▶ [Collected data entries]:
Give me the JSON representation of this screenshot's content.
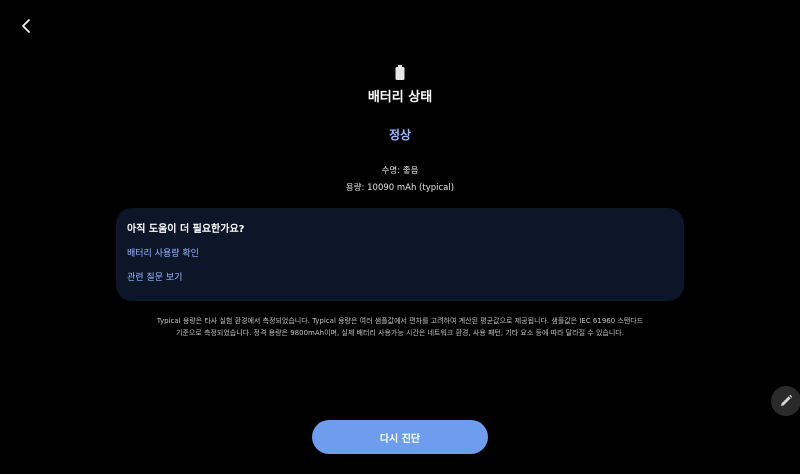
{
  "header": {
    "back_icon": "chevron-left-icon"
  },
  "battery": {
    "icon": "battery-icon",
    "title": "배터리 상태",
    "status": "정상",
    "life": "수명: 좋음",
    "capacity": "용량: 10090 mAh (typical)"
  },
  "help": {
    "title": "아직 도움이 더 필요한가요?",
    "links": [
      {
        "label": "배터리 사용량 확인"
      },
      {
        "label": "관련 질문 보기"
      }
    ]
  },
  "footnote": {
    "line1": "Typical 용량은 타사 실험 환경에서 측정되었습니다. Typical 용량은 여러 샘플값에서 편차를 고려하여 계산된 평균값으로 제공됩니다. 샘플값은 IEC 61960 스탠다드",
    "line2": "기준으로 측정되었습니다. 정격 용량은 9800mAh이며, 실제 배터리 사용가능 시간은 네트워크 환경, 사용 패턴, 기타 요소 등에 따라 달라질 수 있습니다."
  },
  "actions": {
    "edit_icon": "pencil-icon",
    "primary_label": "다시 진단"
  },
  "colors": {
    "background": "#000000",
    "accent": "#9db8ff",
    "card_background": "#0c1628",
    "button": "#6e9dee"
  }
}
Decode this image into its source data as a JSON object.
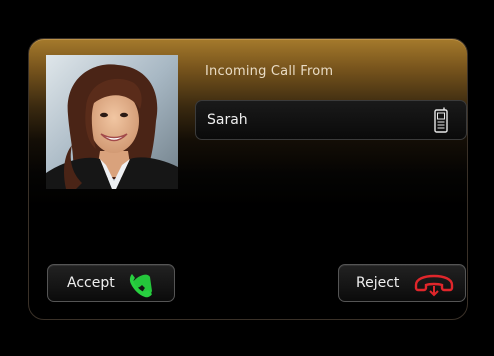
{
  "call": {
    "title": "Incoming Call From",
    "caller_name": "Sarah",
    "caller_icon": "mobile-phone-icon",
    "photo": "caller-photo-avatar"
  },
  "actions": {
    "accept_label": "Accept",
    "accept_icon": "phone-handset-icon",
    "reject_label": "Reject",
    "reject_icon": "hang-up-icon"
  },
  "colors": {
    "accent": "#a57a2c",
    "accept": "#22c33a",
    "reject": "#d8262a",
    "background": "#000000"
  }
}
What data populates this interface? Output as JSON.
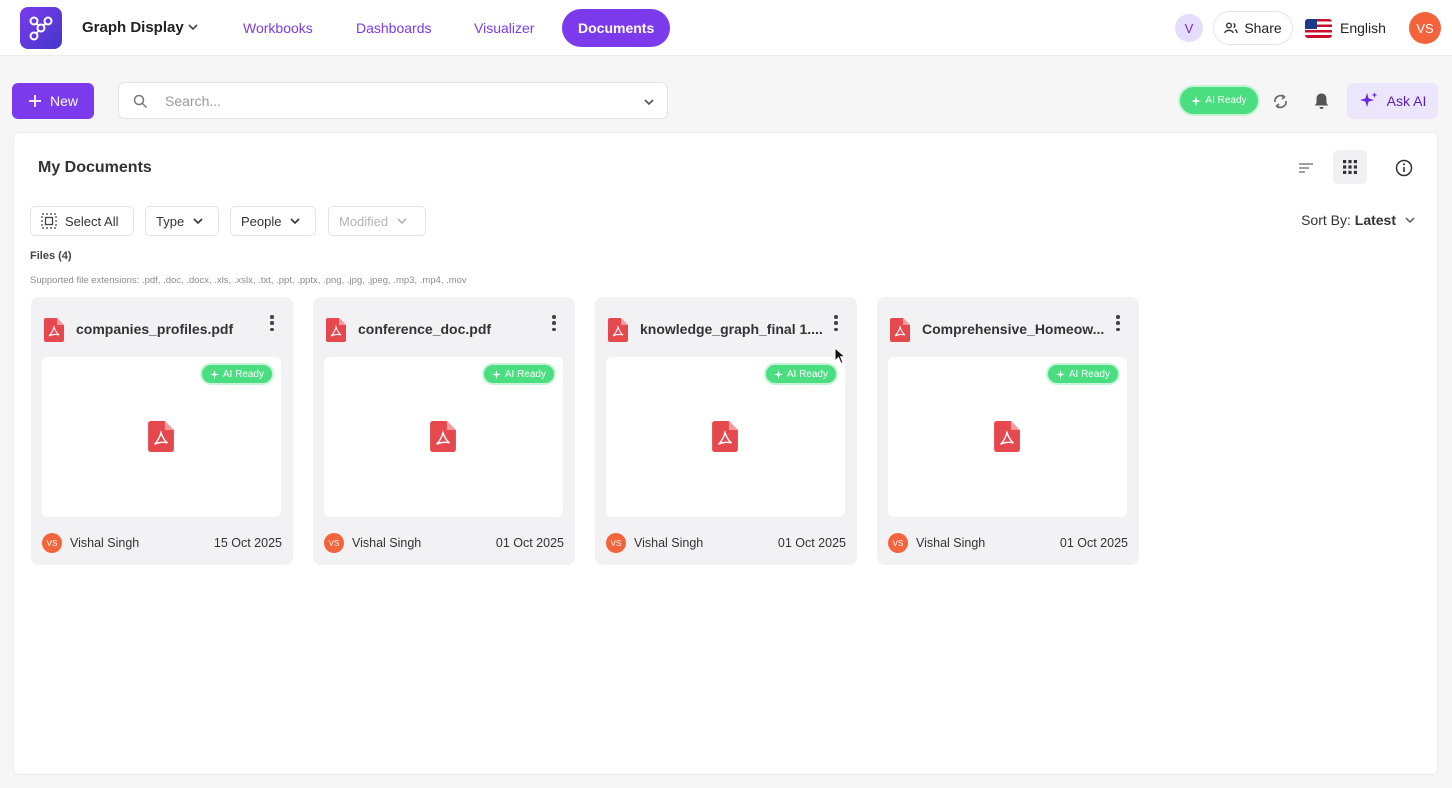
{
  "header": {
    "app_title": "Graph Display",
    "nav": [
      {
        "label": "Workbooks",
        "active": false
      },
      {
        "label": "Dashboards",
        "active": false
      },
      {
        "label": "Visualizer",
        "active": false
      },
      {
        "label": "Documents",
        "active": true
      }
    ],
    "user_initial": "V",
    "share_label": "Share",
    "language": "English",
    "avatar_initials": "VS"
  },
  "toolbar": {
    "new_label": "New",
    "search_placeholder": "Search...",
    "ai_ready_label": "AI Ready",
    "ask_ai_label": "Ask AI"
  },
  "panel": {
    "title": "My Documents",
    "filters": {
      "select_all": "Select All",
      "type": "Type",
      "people": "People",
      "modified": "Modified"
    },
    "sort_prefix": "Sort By:",
    "sort_value": "Latest",
    "files_count": "Files (4)",
    "supported": "Supported file extensions: .pdf, .doc, .docx, .xls, .xslx, .txt, .ppt, .pptx, .png, .jpg, .jpeg, .mp3, .mp4, .mov"
  },
  "files": [
    {
      "name": "companies_profiles.pdf",
      "badge": "AI Ready",
      "owner_initials": "VS",
      "owner": "Vishal Singh",
      "date": "15 Oct 2025"
    },
    {
      "name": "conference_doc.pdf",
      "badge": "AI Ready",
      "owner_initials": "VS",
      "owner": "Vishal Singh",
      "date": "01 Oct 2025"
    },
    {
      "name": "knowledge_graph_final 1....",
      "badge": "AI Ready",
      "owner_initials": "VS",
      "owner": "Vishal Singh",
      "date": "01 Oct 2025"
    },
    {
      "name": "Comprehensive_Homeow...",
      "badge": "AI Ready",
      "owner_initials": "VS",
      "owner": "Vishal Singh",
      "date": "01 Oct 2025"
    }
  ],
  "colors": {
    "brand": "#7c3aed",
    "ai_green": "#4ade80",
    "pdf_red": "#e5484d",
    "avatar_orange": "#f4643c"
  },
  "icons": [
    "app-logo",
    "chevron-down-icon",
    "people-icon",
    "us-flag-icon",
    "plus-icon",
    "search-icon",
    "sparkle-icon",
    "sync-icon",
    "bell-icon",
    "sort-lines-icon",
    "grid-icon",
    "info-icon",
    "select-all-icon",
    "pdf-icon",
    "more-vertical-icon"
  ]
}
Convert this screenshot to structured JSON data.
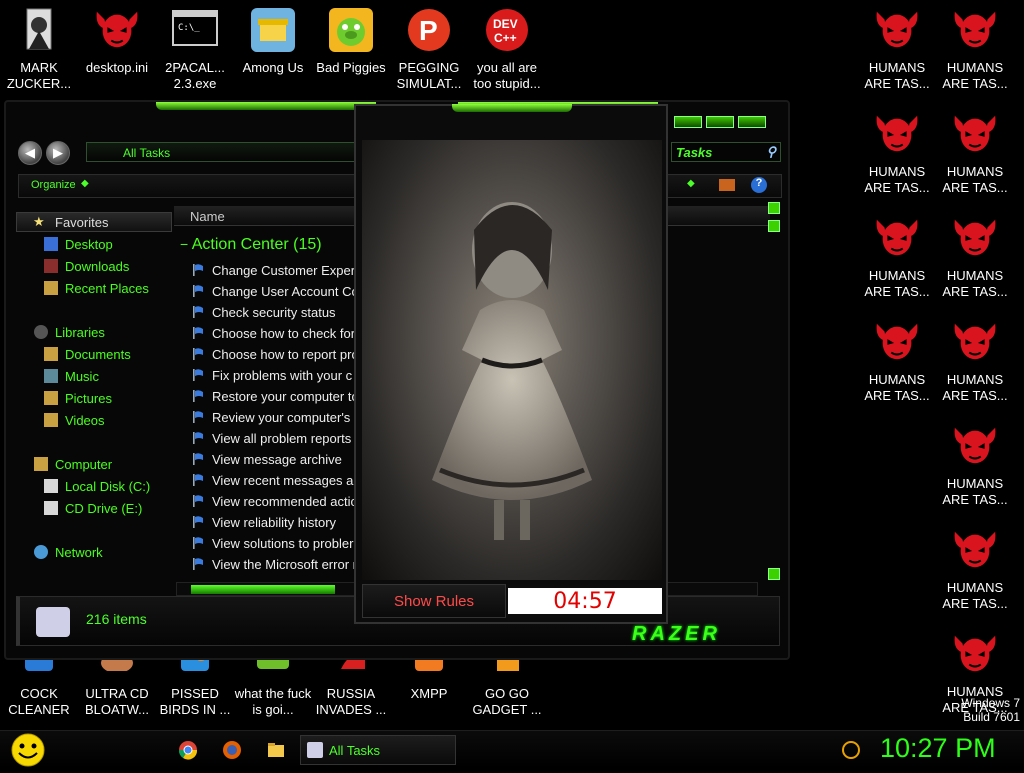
{
  "desktop_icons_top": [
    {
      "label": "MARK ZUCKER...",
      "icon": "zuckerberg-shortcut-icon"
    },
    {
      "label": "desktop.ini",
      "icon": "red-devil-icon"
    },
    {
      "label": "2PACAL... 2.3.exe",
      "icon": "console-exe-icon"
    },
    {
      "label": "Among Us",
      "icon": "among-us-icon"
    },
    {
      "label": "Bad Piggies",
      "icon": "bad-piggies-icon"
    },
    {
      "label": "PEGGING SIMULAT...",
      "icon": "pegging-simulator-icon"
    },
    {
      "label": "you all are too stupid...",
      "icon": "dev-cpp-icon"
    }
  ],
  "desktop_icons_bottom": [
    {
      "label": "COCK CLEANER"
    },
    {
      "label": "ULTRA CD BLOATW..."
    },
    {
      "label": "PISSED BIRDS IN ..."
    },
    {
      "label": "what the fuck is goi..."
    },
    {
      "label": "RUSSIA INVADES ..."
    },
    {
      "label": "XMPP"
    },
    {
      "label": "GO GO GADGET ..."
    }
  ],
  "desktop_icons_right": [
    {
      "label": "HUMANS ARE TAS..."
    }
  ],
  "explorer": {
    "address": "All Tasks",
    "search_placeholder": "Tasks",
    "toolbar_organize": "Organize",
    "favorites_header": "Favorites",
    "sidebar": [
      {
        "label": "Desktop"
      },
      {
        "label": "Downloads"
      },
      {
        "label": "Recent Places"
      },
      {
        "label": "Libraries"
      },
      {
        "label": "Documents"
      },
      {
        "label": "Music"
      },
      {
        "label": "Pictures"
      },
      {
        "label": "Videos"
      },
      {
        "label": "Computer"
      },
      {
        "label": "Local Disk (C:)"
      },
      {
        "label": "CD Drive (E:)"
      },
      {
        "label": "Network"
      }
    ],
    "column_name": "Name",
    "group_title": "Action Center (15)",
    "tasks": [
      "Change Customer Exper",
      "Change User Account Co",
      "Check security status",
      "Choose how to check for",
      "Choose how to report pro",
      "Fix problems with your c",
      "Restore your computer to",
      "Review your computer's s",
      "View all problem reports",
      "View message archive",
      "View recent messages a",
      "View recommended actio",
      "View reliability history",
      "View solutions to probler",
      "View the Microsoft error r"
    ],
    "status_items": "216 items",
    "brand": "RAZER"
  },
  "game": {
    "rules_label": "Show Rules",
    "timer": "04:57"
  },
  "taskbar": {
    "active_window": "All Tasks",
    "clock": "10:27 PM",
    "win_edition": "Windows 7",
    "win_build": "Build 7601"
  },
  "colors": {
    "accent_green": "#49ff1f",
    "devil_red": "#d9141e",
    "timer_red": "#e20000"
  }
}
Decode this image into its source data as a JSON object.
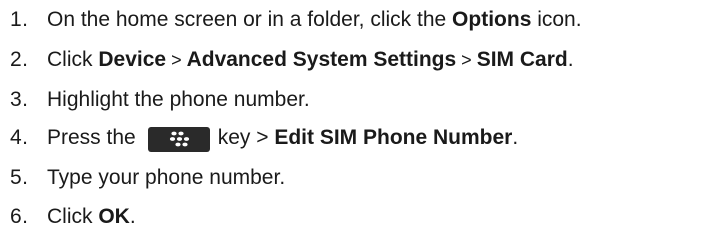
{
  "steps": [
    {
      "number": "1.",
      "parts": [
        "On the home screen or in a folder, click the ",
        "Options",
        " icon."
      ]
    },
    {
      "number": "2.",
      "parts": [
        "Click ",
        "Device",
        ">",
        "Advanced System Settings",
        ">",
        "SIM Card",
        "."
      ]
    },
    {
      "number": "3.",
      "parts": [
        "Highlight the phone number."
      ]
    },
    {
      "number": "4.",
      "parts": [
        "Press the",
        "key >",
        "Edit SIM Phone Number",
        "."
      ],
      "key_icon": "blackberry-menu-key-icon"
    },
    {
      "number": "5.",
      "parts": [
        "Type your phone number."
      ]
    },
    {
      "number": "6.",
      "parts": [
        "Click ",
        "OK",
        "."
      ]
    }
  ],
  "colors": {
    "text": "#1a1a1a",
    "key_background": "#2a2a2a",
    "key_glyph": "#ffffff"
  }
}
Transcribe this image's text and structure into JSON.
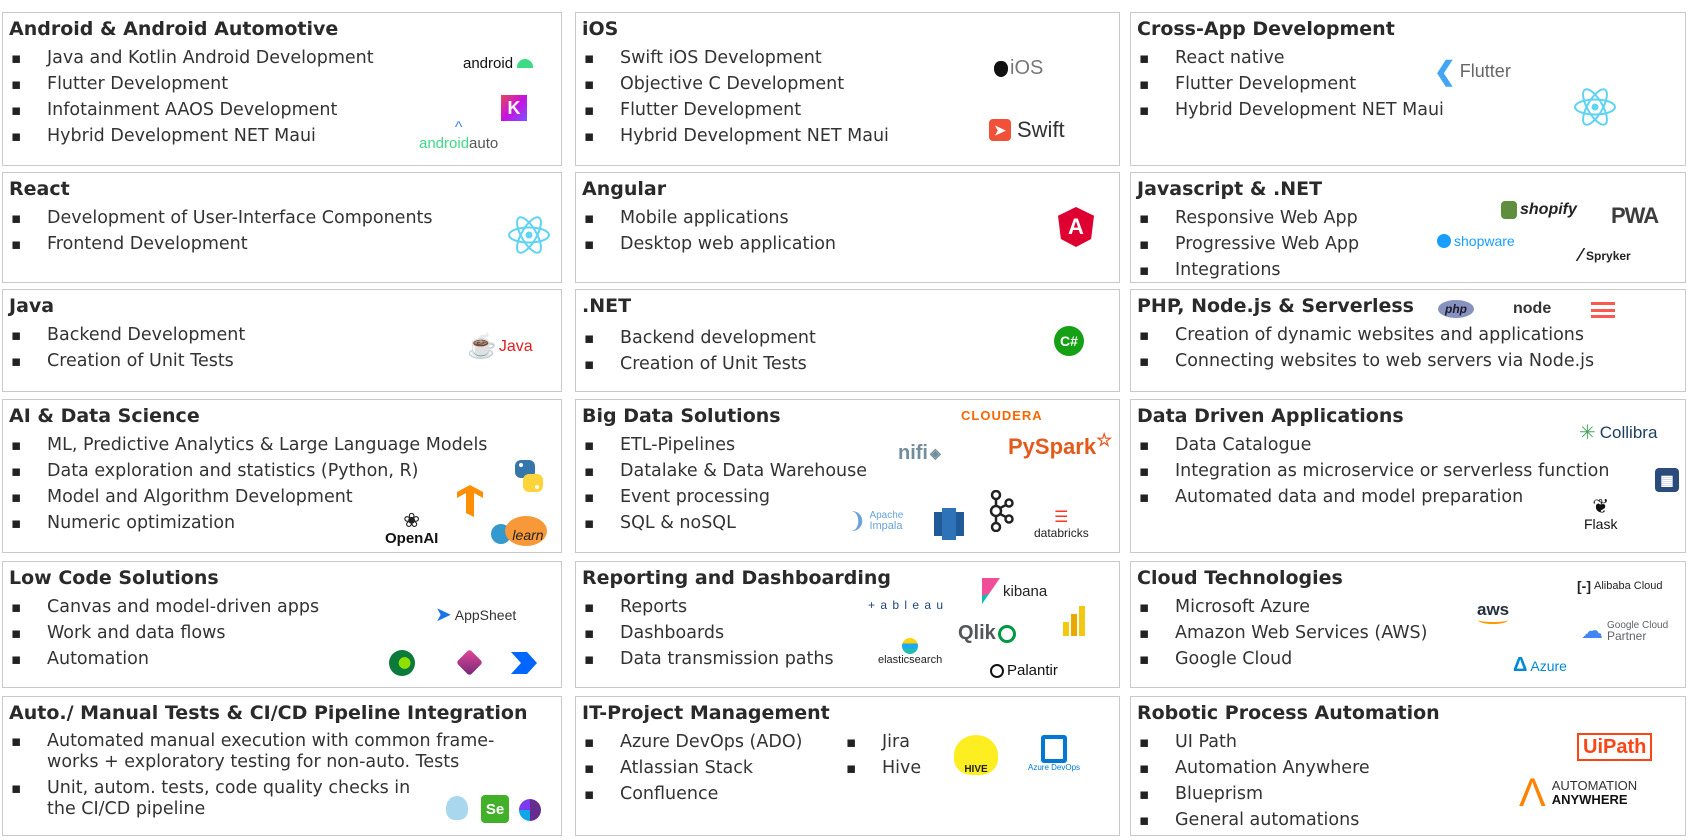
{
  "cards": {
    "android": {
      "title": "Android & Android Automotive",
      "items": [
        "Java and Kotlin Android Development",
        "Flutter Development",
        "Infotainment AAOS Development",
        "Hybrid Development NET Maui"
      ],
      "logos": {
        "android": "android",
        "kotlin": "K",
        "androidauto_a": "android",
        "androidauto_b": "auto"
      }
    },
    "ios": {
      "title": "iOS",
      "items": [
        "Swift iOS Development",
        "Objective C Development",
        "Flutter Development",
        "Hybrid Development NET Maui"
      ],
      "logos": {
        "ios": "iOS",
        "swift": "Swift"
      }
    },
    "crossapp": {
      "title": "Cross-App Development",
      "items": [
        "React native",
        "Flutter Development",
        "Hybrid Development NET Maui"
      ],
      "logos": {
        "flutter": "Flutter"
      }
    },
    "react": {
      "title": "React",
      "items": [
        "Development of User-Interface Components",
        "Frontend Development"
      ]
    },
    "angular": {
      "title": "Angular",
      "items": [
        "Mobile applications",
        "Desktop web application"
      ],
      "logos": {
        "angular": "A"
      }
    },
    "jsnet": {
      "title": "Javascript & .NET",
      "items": [
        "Responsive Web App",
        "Progressive Web App",
        "Integrations"
      ],
      "logos": {
        "shopify": "shopify",
        "pwa": "PWA",
        "shopware": "shopware",
        "spryker": "Spryker"
      }
    },
    "java": {
      "title": "Java",
      "items": [
        "Backend Development",
        "Creation of Unit Tests"
      ],
      "logos": {
        "java": "Java"
      }
    },
    "dotnet": {
      "title": ".NET",
      "items": [
        "Backend development",
        "Creation of Unit Tests"
      ],
      "logos": {
        "csharp": "C#"
      }
    },
    "php": {
      "title": "PHP, Node.js & Serverless",
      "items": [
        "Creation of dynamic websites and applications",
        "Connecting websites to web servers via Node.js"
      ],
      "logos": {
        "php": "php",
        "node": "node"
      }
    },
    "ai": {
      "title": "AI & Data Science",
      "items": [
        "ML, Predictive Analytics & Large Language Models",
        "Data exploration and statistics (Python, R)",
        "Model and Algorithm Development",
        "Numeric optimization"
      ],
      "logos": {
        "openai": "OpenAI",
        "sklearn": "learn"
      }
    },
    "bigdata": {
      "title": "Big Data Solutions",
      "items": [
        "ETL-Pipelines",
        "Datalake & Data Warehouse",
        "Event processing",
        "SQL & noSQL"
      ],
      "logos": {
        "cloudera": "CLOUDERA",
        "nifi": "nifi",
        "pyspark": "PySpark",
        "impala_a": "Apache",
        "impala_b": "Impala",
        "databricks": "databricks"
      }
    },
    "datadriven": {
      "title": "Data Driven Applications",
      "items": [
        "Data Catalogue",
        "Integration as microservice or serverless function",
        "Automated data and model preparation"
      ],
      "logos": {
        "collibra": "Collibra",
        "flask": "Flask"
      }
    },
    "lowcode": {
      "title": "Low Code Solutions",
      "items": [
        "Canvas and model-driven apps",
        "Work and data flows",
        "Automation"
      ],
      "logos": {
        "appsheet": "AppSheet"
      }
    },
    "reporting": {
      "title": "Reporting and Dashboarding",
      "items": [
        "Reports",
        "Dashboards",
        "Data transmission paths"
      ],
      "logos": {
        "kibana": "kibana",
        "tableau": "+ a b l e a u",
        "qlik": "Qlik",
        "elastic": "elasticsearch",
        "palantir": "Palantir"
      }
    },
    "cloud": {
      "title": "Cloud Technologies",
      "items": [
        "Microsoft Azure",
        "Amazon Web Services (AWS)",
        "Google Cloud"
      ],
      "logos": {
        "alibaba": "Alibaba Cloud",
        "aws": "aws",
        "google_a": "Google Cloud",
        "google_b": "Partner",
        "azure": "Azure"
      }
    },
    "tests": {
      "title": "Auto./ Manual Tests & CI/CD Pipeline Integration",
      "items": [
        "Automated manual execution with common frame-works + exploratory testing for non-auto. Tests",
        "Unit, autom. tests, code quality checks in the CI/CD pipeline"
      ],
      "logos": {
        "selenium": "Se"
      }
    },
    "itpm": {
      "title": "IT-Project Management",
      "items": [
        "Azure DevOps (ADO)",
        "Atlassian Stack",
        "Confluence"
      ],
      "items2": [
        "Jira",
        "Hive"
      ],
      "logos": {
        "hive": "HIVE",
        "azuredevops": "Azure DevOps"
      }
    },
    "rpa": {
      "title": "Robotic Process Automation",
      "items": [
        "UI Path",
        "Automation Anywhere",
        "Blueprism",
        "General automations"
      ],
      "logos": {
        "uipath": "UiPath",
        "aa_a": "AUTOMATION",
        "aa_b": "ANYWHERE"
      }
    }
  }
}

▶ [Aim]:
Looking at the data above, show all lines where the word "JSON" occurs.

▶ [Answer in full]:
Give me the JSON representation of this screenshot's content.
Decode this image into its source data as a JSON object.
What data populates this interface? Output as JSON.
Convert this screenshot to structured JSON data.
Decode this image into its source data as a JSON object.
Transcribe this image's text and structure into JSON.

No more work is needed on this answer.